> [SHORT EXERCISE] Copy the records below exactly, omitting any pictures they contain.

> [RECORDS PROVIDED]
┌──
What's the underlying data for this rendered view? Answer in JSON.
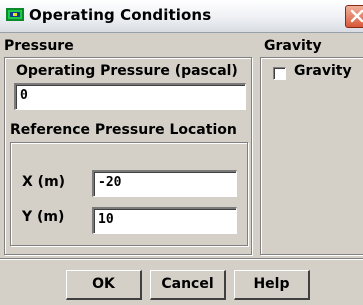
{
  "window": {
    "title": "Operating Conditions"
  },
  "pressure": {
    "group_label": "Pressure",
    "operating_pressure_label": "Operating Pressure (pascal)",
    "operating_pressure_value": "0",
    "reference_location": {
      "group_label": "Reference Pressure Location",
      "x_label": "X (m)",
      "x_value": "-20",
      "y_label": "Y (m)",
      "y_value": "10"
    }
  },
  "gravity": {
    "group_label": "Gravity",
    "checkbox_label": "Gravity",
    "checked": false
  },
  "buttons": {
    "ok": "OK",
    "cancel": "Cancel",
    "help": "Help"
  }
}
└──
> [COMPLETED EXERCISE]
What's the underlying data for this rendered view? Answer in JSON.
{
  "window": {
    "title": "Operating Conditions"
  },
  "pressure": {
    "group_label": "Pressure",
    "operating_pressure_label": "Operating Pressure (pascal)",
    "operating_pressure_value": "0",
    "reference_location": {
      "group_label": "Reference Pressure Location",
      "x_label": "X (m)",
      "x_value": "-20",
      "y_label": "Y (m)",
      "y_value": "10"
    }
  },
  "gravity": {
    "group_label": "Gravity",
    "checkbox_label": "Gravity",
    "checked": false
  },
  "buttons": {
    "ok": "OK",
    "cancel": "Cancel",
    "help": "Help"
  }
}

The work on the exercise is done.